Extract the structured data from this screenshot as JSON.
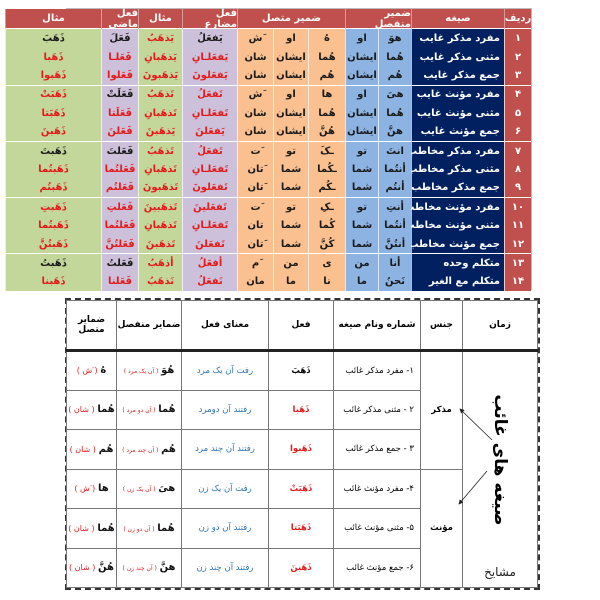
{
  "top_table": {
    "headers": {
      "radif": "ردیف",
      "sigheh": "صیغه",
      "zamir_monfasel": "ضمیر منفصل",
      "zamir_mottasel": "ضمیر متصل",
      "fel_mozare": "فعل مضارع",
      "mesal1": "مثال",
      "fel_mazi": "فعل ماضی",
      "mesal2": "مثال"
    },
    "rows": [
      {
        "num": "۱",
        "sig": "مفرد مذکر غایب",
        "mon_ar": "هوَ",
        "mon_fa": "او",
        "mot_ar": "هُ",
        "mot_fa": "او",
        "mot_fa2": "َش",
        "mozare": "یَفعَلُ",
        "mozare_red": "",
        "ex_mozare": "یَذهَبُ",
        "mazi": "فَعَلَ",
        "mazi_red": "",
        "ex_mazi": "ذَهَبَ",
        "ex_mazi_red": ""
      },
      {
        "num": "۲",
        "sig": "مثنی مذکر غایب",
        "mon_ar": "هُما",
        "mon_fa": "ایشان",
        "mot_ar": "هُما",
        "mot_fa": "ایشان",
        "mot_fa2": "شان",
        "mozare": "یَفعَلـانِ",
        "mozare_red": "all",
        "ex_mozare": "یَذهَبانِ",
        "mazi": "فَعَلـا",
        "mazi_red": "all",
        "ex_mazi": "ذَهَبا",
        "ex_mazi_red": "all"
      },
      {
        "num": "۳",
        "sig": "جمع مذکر غایب",
        "mon_ar": "هُم",
        "mon_fa": "ایشان",
        "mot_ar": "هُم",
        "mot_fa": "ایشان",
        "mot_fa2": "شان",
        "mozare": "یَفعَلونَ",
        "mozare_red": "all",
        "ex_mozare": "یَذهَبونَ",
        "mazi": "فَعَلوا",
        "mazi_red": "all",
        "ex_mazi": "ذَهَبوا",
        "ex_mazi_red": "all"
      },
      {
        "num": "۴",
        "sig": "مفرد مؤنث غایب",
        "mon_ar": "هیَ",
        "mon_fa": "او",
        "mot_ar": "ها",
        "mot_fa": "او",
        "mot_fa2": "َش",
        "mozare": "تَفعَلُ",
        "mozare_red": "all",
        "ex_mozare": "تَذهَبُ",
        "mazi": "فَعَلَتْ",
        "mazi_red": "",
        "ex_mazi": "ذَهَبَتْ",
        "ex_mazi_red": "all"
      },
      {
        "num": "۵",
        "sig": "مثنی مؤنث غایب",
        "mon_ar": "هُما",
        "mon_fa": "ایشان",
        "mot_ar": "هُما",
        "mot_fa": "ایشان",
        "mot_fa2": "شان",
        "mozare": "تَفعَلـانِ",
        "mozare_red": "all",
        "ex_mozare": "تَذهَبانِ",
        "mazi": "فَعَلَتا",
        "mazi_red": "all",
        "ex_mazi": "ذَهَبَتا",
        "ex_mazi_red": "all"
      },
      {
        "num": "۶",
        "sig": "جمع مؤنث غایب",
        "mon_ar": "هنَّ",
        "mon_fa": "ایشان",
        "mot_ar": "هُنَّ",
        "mot_fa": "ایشان",
        "mot_fa2": "شان",
        "mozare": "یَفعَلنَ",
        "mozare_red": "all",
        "ex_mozare": "یَذهَبنَ",
        "mazi": "فَعَلنَ",
        "mazi_red": "all",
        "ex_mazi": "ذَهَبنَ",
        "ex_mazi_red": "all"
      },
      {
        "num": "۷",
        "sig": "مفرد مذکر مخاطب",
        "mon_ar": "انتَ",
        "mon_fa": "تو",
        "mot_ar": "ـکَ",
        "mot_fa": "تو",
        "mot_fa2": "َت",
        "mozare": "تَفعَلُ",
        "mozare_red": "all",
        "ex_mozare": "تَذهَبُ",
        "mazi": "فَعَلتَ",
        "mazi_red": "",
        "ex_mazi": "ذَهَبتَ",
        "ex_mazi_red": ""
      },
      {
        "num": "۸",
        "sig": "مثنی مذکر مخاطب",
        "mon_ar": "أنتُما",
        "mon_fa": "شما",
        "mot_ar": "ـکُما",
        "mot_fa": "شما",
        "mot_fa2": "َتان",
        "mozare": "تَفعَلـانِ",
        "mozare_red": "all",
        "ex_mozare": "تَذهَبانِ",
        "mazi": "فَعَلتُما",
        "mazi_red": "all",
        "ex_mazi": "ذَهَبتُما",
        "ex_mazi_red": "all"
      },
      {
        "num": "۹",
        "sig": "جمع مذکر مخاطب",
        "mon_ar": "أنتُم",
        "mon_fa": "شما",
        "mot_ar": "ـکُم",
        "mot_fa": "شما",
        "mot_fa2": "َتان",
        "mozare": "تَفعَلونَ",
        "mozare_red": "all",
        "ex_mozare": "تَذهَبونَ",
        "mazi": "فَعَلتُم",
        "mazi_red": "all",
        "ex_mazi": "ذَهَبتُم",
        "ex_mazi_red": "all"
      },
      {
        "num": "۱۰",
        "sig": "مفرد مؤنث مخاطب",
        "mon_ar": "أنتِ",
        "mon_fa": "تو",
        "mot_ar": "ـکِ",
        "mot_fa": "تو",
        "mot_fa2": "َت",
        "mozare": "تَفعَلینَ",
        "mozare_red": "all",
        "ex_mozare": "تَذهَبینَ",
        "mazi": "فَعَلتِ",
        "mazi_red": "all",
        "ex_mazi": "ذَهَبتِ",
        "ex_mazi_red": "all"
      },
      {
        "num": "۱۱",
        "sig": "مثنی مؤنث مخاطب",
        "mon_ar": "أنتُما",
        "mon_fa": "شما",
        "mot_ar": "کُما",
        "mot_fa": "شما",
        "mot_fa2": "تان",
        "mozare": "تَفعَلـانِ",
        "mozare_red": "all",
        "ex_mozare": "تَذهَبانِ",
        "mazi": "فَعَلتُما",
        "mazi_red": "all",
        "ex_mazi": "ذَهَبتُما",
        "ex_mazi_red": "all"
      },
      {
        "num": "۱۲",
        "sig": "جمع مؤنث مخاطب",
        "mon_ar": "أنتُنَّ",
        "mon_fa": "شما",
        "mot_ar": "کُنَّ",
        "mot_fa": "شما",
        "mot_fa2": "َتان",
        "mozare": "تَفعَلنَ",
        "mozare_red": "all",
        "ex_mozare": "تَذهَبنَ",
        "mazi": "فَعَلتُنَّ",
        "mazi_red": "all",
        "ex_mazi": "ذَهَبتُنَّ",
        "ex_mazi_red": "all"
      },
      {
        "num": "۱۳",
        "sig": "متکلم      وحده",
        "mon_ar": "أنا",
        "mon_fa": "من",
        "mot_ar": "ی",
        "mot_fa": "من",
        "mot_fa2": "َم",
        "mozare": "أفعَلُ",
        "mozare_red": "all",
        "ex_mozare": "أذهَبُ",
        "mazi": "فَعَلتُ",
        "mazi_red": "",
        "ex_mazi": "ذَهَبتُ",
        "ex_mazi_red": ""
      },
      {
        "num": "۱۴",
        "sig": "متکلم    مع الغیر",
        "mon_ar": "نَحنُ",
        "mon_fa": "ما",
        "mot_ar": "نا",
        "mot_fa": "ما",
        "mot_fa2": "مان",
        "mozare": "نَفعَلُ",
        "mozare_red": "all",
        "ex_mozare": "نَذهَبُ",
        "mazi": "فَعَلنا",
        "mazi_red": "all",
        "ex_mazi": "ذَهَبنا",
        "ex_mazi_red": "all"
      }
    ]
  },
  "bottom_table": {
    "headers": {
      "zaman": "زمان",
      "jens": "جنس",
      "shomare": "شماره ونام صیغه",
      "fel": "فعل",
      "mana": "معنای فعل",
      "monfasel": "ضمایر منفصل",
      "mottasel": "ضمایر متصل"
    },
    "side_title": "صیغه های غائب",
    "side_footer": "مشایخ",
    "gender_masc": "مذکر",
    "gender_fem": "مؤنث",
    "rows": [
      {
        "sig": "۱- مفرد مذکر غائب",
        "verb": "ذَهَبَ",
        "verb_red": "",
        "meaning": "رفت آن یک مرد",
        "mon": "هُوَ",
        "mon_note": "( آن یک مرد )",
        "mot": "هُ",
        "mot_note": "( َش )"
      },
      {
        "sig": "۲ - مثنی مذکر غائب",
        "verb": "ذَهَبا",
        "verb_red": "red",
        "meaning": "رفتند آن دومرد",
        "mon": "هُما",
        "mon_note": "( آن دو مرد )",
        "mot": "هُما",
        "mot_note": "( شان )"
      },
      {
        "sig": "۳ - جمع مذکر غائب",
        "verb": "ذَهَبوا",
        "verb_red": "red",
        "meaning": "رفتند آن چند مرد",
        "mon": "هُم",
        "mon_note": "( آن چند مرد )",
        "mot": "هُم",
        "mot_note": "( شان )"
      },
      {
        "sig": "۴- مفرد مؤنث غائب",
        "verb": "ذَهَبَتْ",
        "verb_red": "red",
        "meaning": "رفت آن یک زن",
        "mon": "هیَ",
        "mon_note": "( آن یک زن )",
        "mot": "ها",
        "mot_note": "( َش )"
      },
      {
        "sig": "۵- مثنی مؤنث غائب",
        "verb": "ذَهَبَتا",
        "verb_red": "red",
        "meaning": "رفتند آن دو زن",
        "mon": "هُما",
        "mon_note": "( آن دو زن )",
        "mot": "هُما",
        "mot_note": "( شان )"
      },
      {
        "sig": "۶- جمع مؤنث غائب",
        "verb": "ذَهَبنَ",
        "verb_red": "red",
        "meaning": "رفتند آن چند زن",
        "mon": "هنَّ",
        "mon_note": "( آن چند زن )",
        "mot": "هُنَّ",
        "mot_note": "( شان )"
      }
    ]
  },
  "colors": {
    "header_red": "#c0504d",
    "sigheh_navy": "#002060",
    "blue": "#8db3e2",
    "orange": "#fac090",
    "purple": "#ccc0da",
    "green": "#c4d79b",
    "highlight_red": "#e31b1b",
    "meaning_blue": "#2e75b6"
  }
}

┄┄┄┄┄┄

State how many lines in the entries above include the word "مفرد"; reply with the number alone.

6